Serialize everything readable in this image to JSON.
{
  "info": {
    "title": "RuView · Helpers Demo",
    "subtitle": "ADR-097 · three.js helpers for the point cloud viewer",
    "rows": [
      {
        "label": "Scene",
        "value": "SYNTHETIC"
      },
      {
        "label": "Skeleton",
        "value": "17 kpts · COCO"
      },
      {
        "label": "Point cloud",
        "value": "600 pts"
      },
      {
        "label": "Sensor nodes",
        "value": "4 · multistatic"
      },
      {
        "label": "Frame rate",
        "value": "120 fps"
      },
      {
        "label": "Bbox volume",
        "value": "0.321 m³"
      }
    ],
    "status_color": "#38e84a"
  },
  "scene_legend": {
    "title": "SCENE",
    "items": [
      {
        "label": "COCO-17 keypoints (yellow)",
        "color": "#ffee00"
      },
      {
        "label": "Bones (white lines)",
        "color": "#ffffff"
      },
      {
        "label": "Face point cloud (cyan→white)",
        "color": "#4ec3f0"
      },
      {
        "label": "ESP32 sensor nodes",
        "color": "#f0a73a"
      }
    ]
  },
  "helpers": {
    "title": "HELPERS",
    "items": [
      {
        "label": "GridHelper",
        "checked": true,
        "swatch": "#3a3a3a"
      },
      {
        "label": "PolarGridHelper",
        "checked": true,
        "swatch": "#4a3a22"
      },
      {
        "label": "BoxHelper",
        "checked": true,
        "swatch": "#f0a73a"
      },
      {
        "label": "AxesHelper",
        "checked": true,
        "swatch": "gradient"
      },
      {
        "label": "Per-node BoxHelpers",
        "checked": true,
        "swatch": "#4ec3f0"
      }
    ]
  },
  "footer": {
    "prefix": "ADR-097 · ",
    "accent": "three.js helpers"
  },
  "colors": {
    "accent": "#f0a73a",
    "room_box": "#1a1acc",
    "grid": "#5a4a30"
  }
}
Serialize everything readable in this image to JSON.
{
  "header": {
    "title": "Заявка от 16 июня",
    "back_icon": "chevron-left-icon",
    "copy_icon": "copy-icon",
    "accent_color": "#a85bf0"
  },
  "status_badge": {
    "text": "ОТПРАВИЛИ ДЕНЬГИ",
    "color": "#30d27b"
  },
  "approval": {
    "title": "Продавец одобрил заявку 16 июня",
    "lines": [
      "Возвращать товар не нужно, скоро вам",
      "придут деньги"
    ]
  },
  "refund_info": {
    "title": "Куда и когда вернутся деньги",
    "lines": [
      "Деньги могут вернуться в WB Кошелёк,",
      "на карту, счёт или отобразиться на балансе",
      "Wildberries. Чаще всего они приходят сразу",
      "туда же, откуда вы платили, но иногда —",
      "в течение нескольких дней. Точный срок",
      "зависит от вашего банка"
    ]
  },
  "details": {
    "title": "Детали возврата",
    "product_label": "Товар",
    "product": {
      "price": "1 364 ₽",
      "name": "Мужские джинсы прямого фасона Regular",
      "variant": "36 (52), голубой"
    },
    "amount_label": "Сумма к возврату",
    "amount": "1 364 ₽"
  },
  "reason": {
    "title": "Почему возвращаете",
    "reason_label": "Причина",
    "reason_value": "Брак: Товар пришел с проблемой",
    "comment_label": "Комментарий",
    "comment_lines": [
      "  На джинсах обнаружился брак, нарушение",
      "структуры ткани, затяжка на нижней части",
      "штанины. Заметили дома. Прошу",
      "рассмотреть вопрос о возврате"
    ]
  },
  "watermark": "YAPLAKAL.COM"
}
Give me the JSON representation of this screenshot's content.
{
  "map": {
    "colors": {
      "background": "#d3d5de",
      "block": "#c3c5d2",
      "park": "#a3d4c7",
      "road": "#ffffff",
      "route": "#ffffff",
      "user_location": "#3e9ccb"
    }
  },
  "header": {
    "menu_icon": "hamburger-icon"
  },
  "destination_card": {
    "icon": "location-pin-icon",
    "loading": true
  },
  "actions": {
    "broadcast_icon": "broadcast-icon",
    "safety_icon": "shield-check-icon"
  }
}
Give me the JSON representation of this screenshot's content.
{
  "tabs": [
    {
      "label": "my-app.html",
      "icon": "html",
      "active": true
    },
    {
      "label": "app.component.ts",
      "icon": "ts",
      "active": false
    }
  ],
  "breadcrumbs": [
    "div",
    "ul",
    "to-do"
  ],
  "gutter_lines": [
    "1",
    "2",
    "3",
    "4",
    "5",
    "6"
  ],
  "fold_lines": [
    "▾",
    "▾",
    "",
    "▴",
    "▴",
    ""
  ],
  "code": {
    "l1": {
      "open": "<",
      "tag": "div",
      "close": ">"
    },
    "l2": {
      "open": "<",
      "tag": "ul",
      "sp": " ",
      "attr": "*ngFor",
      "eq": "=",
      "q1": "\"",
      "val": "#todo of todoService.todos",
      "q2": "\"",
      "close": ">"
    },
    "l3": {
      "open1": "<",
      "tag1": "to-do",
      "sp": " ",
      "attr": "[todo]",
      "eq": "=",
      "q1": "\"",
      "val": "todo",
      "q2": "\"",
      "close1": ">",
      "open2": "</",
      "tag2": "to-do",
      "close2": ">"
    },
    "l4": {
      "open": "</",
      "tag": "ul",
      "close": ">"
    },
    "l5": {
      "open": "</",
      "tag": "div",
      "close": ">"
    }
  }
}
====
Extract all of the data shown above without alteration.

Serialize everything readable in this image to JSON.
{
  "info": {
    "title": "RuView · Helpers Demo",
    "subtitle": "ADR-097 · three.js helpers for the point cloud viewer",
    "rows": [
      {
        "label": "Scene",
        "value": "SYNTHETIC"
      },
      {
        "label": "Skeleton",
        "value": "17 kpts · COCO"
      },
      {
        "label": "Point cloud",
        "value": "600 pts"
      },
      {
        "label": "Sensor nodes",
        "value": "4 · multistatic"
      },
      {
        "label": "Frame rate",
        "value": "120 fps"
      },
      {
        "label": "Bbox volume",
        "value": "0.321 m³"
      }
    ],
    "status_color": "#38e84a"
  },
  "scene_legend": {
    "title": "SCENE",
    "items": [
      {
        "label": "COCO-17 keypoints (yellow)",
        "color": "#ffee00"
      },
      {
        "label": "Bones (white lines)",
        "color": "#ffffff"
      },
      {
        "label": "Face point cloud (cyan→white)",
        "color": "#4ec3f0"
      },
      {
        "label": "ESP32 sensor nodes",
        "color": "#f0a73a"
      }
    ]
  },
  "helpers": {
    "title": "HELPERS",
    "items": [
      {
        "label": "GridHelper",
        "checked": true,
        "swatch": "#3a3a3a"
      },
      {
        "label": "PolarGridHelper",
        "checked": true,
        "swatch": "#4a3a22"
      },
      {
        "label": "BoxHelper",
        "checked": true,
        "swatch": "#f0a73a"
      },
      {
        "label": "AxesHelper",
        "checked": true,
        "swatch": "gradient"
      },
      {
        "label": "Per-node BoxHelpers",
        "checked": true,
        "swatch": "#4ec3f0"
      }
    ]
  },
  "footer": {
    "prefix": "ADR-097 · ",
    "accent": "three.js helpers"
  },
  "colors": {
    "accent": "#f0a73a",
    "room_box": "#1a1acc",
    "grid": "#5a4a30"
  }
}
Serialize everything readable in this image to JSON.
{
  "header": {
    "title": "Заявка от 16 июня",
    "back_icon": "chevron-left-icon",
    "copy_icon": "copy-icon",
    "accent_color": "#a85bf0"
  },
  "status_badge": {
    "text": "ОТПРАВИЛИ ДЕНЬГИ",
    "color": "#30d27b"
  },
  "approval": {
    "title": "Продавец одобрил заявку 16 июня",
    "lines": [
      "Возвращать товар не нужно, скоро вам",
      "придут деньги"
    ]
  },
  "refund_info": {
    "title": "Куда и когда вернутся деньги",
    "lines": [
      "Деньги могут вернуться в WB Кошелёк,",
      "на карту, счёт или отобразиться на балансе",
      "Wildberries. Чаще всего они приходят сразу",
      "туда же, откуда вы платили, но иногда —",
      "в течение нескольких дней. Точный срок",
      "зависит от вашего банка"
    ]
  },
  "details": {
    "title": "Детали возврата",
    "product_label": "Товар",
    "product": {
      "price": "1 364 ₽",
      "name": "Мужские джинсы прямого фасона Regular",
      "variant": "36 (52), голубой"
    },
    "amount_label": "Сумма к возврату",
    "amount": "1 364 ₽"
  },
  "reason": {
    "title": "Почему возвращаете",
    "reason_label": "Причина",
    "reason_value": "Брак: Товар пришел с проблемой",
    "comment_label": "Комментарий",
    "comment_lines": [
      "  На джинсах обнаружился брак, нарушение",
      "структуры ткани, затяжка на нижней части",
      "штанины. Заметили дома. Прошу",
      "рассмотреть вопрос о возврате"
    ]
  },
  "watermark": "YAPLAKAL.COM"
}
Give me the JSON representation of this screenshot's content.
{
  "map": {
    "colors": {
      "background": "#d3d5de",
      "block": "#c3c5d2",
      "park": "#a3d4c7",
      "road": "#ffffff",
      "route": "#ffffff",
      "user_location": "#3e9ccb"
    }
  },
  "header": {
    "menu_icon": "hamburger-icon"
  },
  "destination_card": {
    "icon": "location-pin-icon",
    "loading": true
  },
  "actions": {
    "broadcast_icon": "broadcast-icon",
    "safety_icon": "shield-check-icon"
  }
}
Give me the JSON representation of this screenshot's content.
{
  "tabs": [
    {
      "label": "my-app.html",
      "icon": "html",
      "active": true
    },
    {
      "label": "app.component.ts",
      "icon": "ts",
      "active": false
    }
  ],
  "breadcrumbs": [
    "div",
    "ul",
    "to-do"
  ],
  "gutter_lines": [
    "1",
    "2",
    "3",
    "4",
    "5",
    "6"
  ],
  "fold_lines": [
    "▾",
    "▾",
    "",
    "▴",
    "▴",
    ""
  ],
  "code": {
    "l1": {
      "open": "<",
      "tag": "div",
      "close": ">"
    },
    "l2": {
      "open": "<",
      "tag": "ul",
      "sp": " ",
      "attr": "*ngFor",
      "eq": "=",
      "q1": "\"",
      "val": "#todo of todoService.todos",
      "q2": "\"",
      "close": ">"
    },
    "l3": {
      "open1": "<",
      "tag1": "to-do",
      "sp": " ",
      "attr": "[todo]",
      "eq": "=",
      "q1": "\"",
      "val": "todo",
      "q2": "\"",
      "close1": ">",
      "open2": "</",
      "tag2": "to-do",
      "close2": ">"
    },
    "l4": {
      "open": "</",
      "tag": "ul",
      "close": ">"
    },
    "l5": {
      "open": "</",
      "tag": "div",
      "close": ">"
    }
  }
}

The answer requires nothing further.